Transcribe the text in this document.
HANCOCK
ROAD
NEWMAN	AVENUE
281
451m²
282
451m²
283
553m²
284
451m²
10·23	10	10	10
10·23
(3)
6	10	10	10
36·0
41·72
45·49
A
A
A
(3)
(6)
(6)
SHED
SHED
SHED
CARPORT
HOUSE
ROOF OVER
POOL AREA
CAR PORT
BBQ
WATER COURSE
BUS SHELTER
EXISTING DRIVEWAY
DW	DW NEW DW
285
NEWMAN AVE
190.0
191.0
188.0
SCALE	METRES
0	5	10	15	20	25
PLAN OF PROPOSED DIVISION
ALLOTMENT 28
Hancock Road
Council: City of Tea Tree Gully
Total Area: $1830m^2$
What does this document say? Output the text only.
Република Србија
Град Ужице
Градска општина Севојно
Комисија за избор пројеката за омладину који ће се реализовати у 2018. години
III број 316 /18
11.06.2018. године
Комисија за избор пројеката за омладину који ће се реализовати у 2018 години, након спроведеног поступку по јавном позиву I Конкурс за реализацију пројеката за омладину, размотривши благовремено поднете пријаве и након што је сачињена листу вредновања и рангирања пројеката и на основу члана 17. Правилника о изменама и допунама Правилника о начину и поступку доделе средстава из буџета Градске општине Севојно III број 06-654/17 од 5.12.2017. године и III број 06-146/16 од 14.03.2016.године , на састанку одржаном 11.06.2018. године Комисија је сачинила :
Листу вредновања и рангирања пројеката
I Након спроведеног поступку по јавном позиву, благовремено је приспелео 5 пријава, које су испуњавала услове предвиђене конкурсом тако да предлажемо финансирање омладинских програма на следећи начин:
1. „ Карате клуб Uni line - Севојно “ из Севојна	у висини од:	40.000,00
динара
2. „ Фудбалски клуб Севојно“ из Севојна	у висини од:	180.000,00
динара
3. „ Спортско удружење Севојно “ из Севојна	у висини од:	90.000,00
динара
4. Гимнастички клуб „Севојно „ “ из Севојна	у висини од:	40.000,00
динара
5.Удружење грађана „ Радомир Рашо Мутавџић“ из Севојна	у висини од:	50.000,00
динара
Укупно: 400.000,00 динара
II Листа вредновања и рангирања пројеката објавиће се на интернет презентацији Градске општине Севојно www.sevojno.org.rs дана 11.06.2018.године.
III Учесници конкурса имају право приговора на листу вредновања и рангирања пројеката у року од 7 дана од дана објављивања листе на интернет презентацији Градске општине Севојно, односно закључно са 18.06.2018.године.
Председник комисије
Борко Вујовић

### To do
Return the listing above word for word.

### Worked answer
Transcribe the text in this document.
HANCOCK
ROAD
NEWMAN	AVENUE
281
451m²
282
451m²
283
553m²
284
451m²
10·23	10	10	10
10·23
(3)
6	10	10	10
36·0
41·72
45·49
A
A
A
(3)
(6)
(6)
SHED
SHED
SHED
CARPORT
HOUSE
ROOF OVER
POOL AREA
CAR PORT
BBQ
WATER COURSE
BUS SHELTER
EXISTING DRIVEWAY
DW	DW NEW DW
285
NEWMAN AVE
190.0
191.0
188.0
SCALE	METRES
0	5	10	15	20	25
PLAN OF PROPOSED DIVISION
ALLOTMENT 28
Hancock Road
Council: City of Tea Tree Gully
Total Area: $1830m^2$
What does this document say? Output the text only.
Република Србија
Град Ужице
Градска општина Севојно
Комисија за избор пројеката за омладину који ће се реализовати у 2018. години
III број 316 /18
11.06.2018. године
Комисија за избор пројеката за омладину који ће се реализовати у 2018 години, након спроведеног поступку по јавном позиву I Конкурс за реализацију пројеката за омладину, размотривши благовремено поднете пријаве и након што је сачињена листу вредновања и рангирања пројеката и на основу члана 17. Правилника о изменама и допунама Правилника о начину и поступку доделе средстава из буџета Градске општине Севојно III број 06-654/17 од 5.12.2017. године и III број 06-146/16 од 14.03.2016.године , на састанку одржаном 11.06.2018. године Комисија је сачинила :
Листу вредновања и рангирања пројеката
I Након спроведеног поступку по јавном позиву, благовремено је приспелео 5 пријава, које су испуњавала услове предвиђене конкурсом тако да предлажемо финансирање омладинских програма на следећи начин:
1. „ Карате клуб Uni line - Севојно “ из Севојна	у висини од:	40.000,00
динара
2. „ Фудбалски клуб Севојно“ из Севојна	у висини од:	180.000,00
динара
3. „ Спортско удружење Севојно “ из Севојна	у висини од:	90.000,00
динара
4. Гимнастички клуб „Севојно „ “ из Севојна	у висини од:	40.000,00
динара
5.Удружење грађана „ Радомир Рашо Мутавџић“ из Севојна	у висини од:	50.000,00
динара
Укупно: 400.000,00 динара
II Листа вредновања и рангирања пројеката објавиће се на интернет презентацији Градске општине Севојно www.sevojno.org.rs дана 11.06.2018.године.
III Учесници конкурса имају право приговора на листу вредновања и рангирања пројеката у року од 7 дана од дана објављивања листе на интернет презентацији Градске општине Севојно, односно закључно са 18.06.2018.године.
Председник комисије
Борко Вујовић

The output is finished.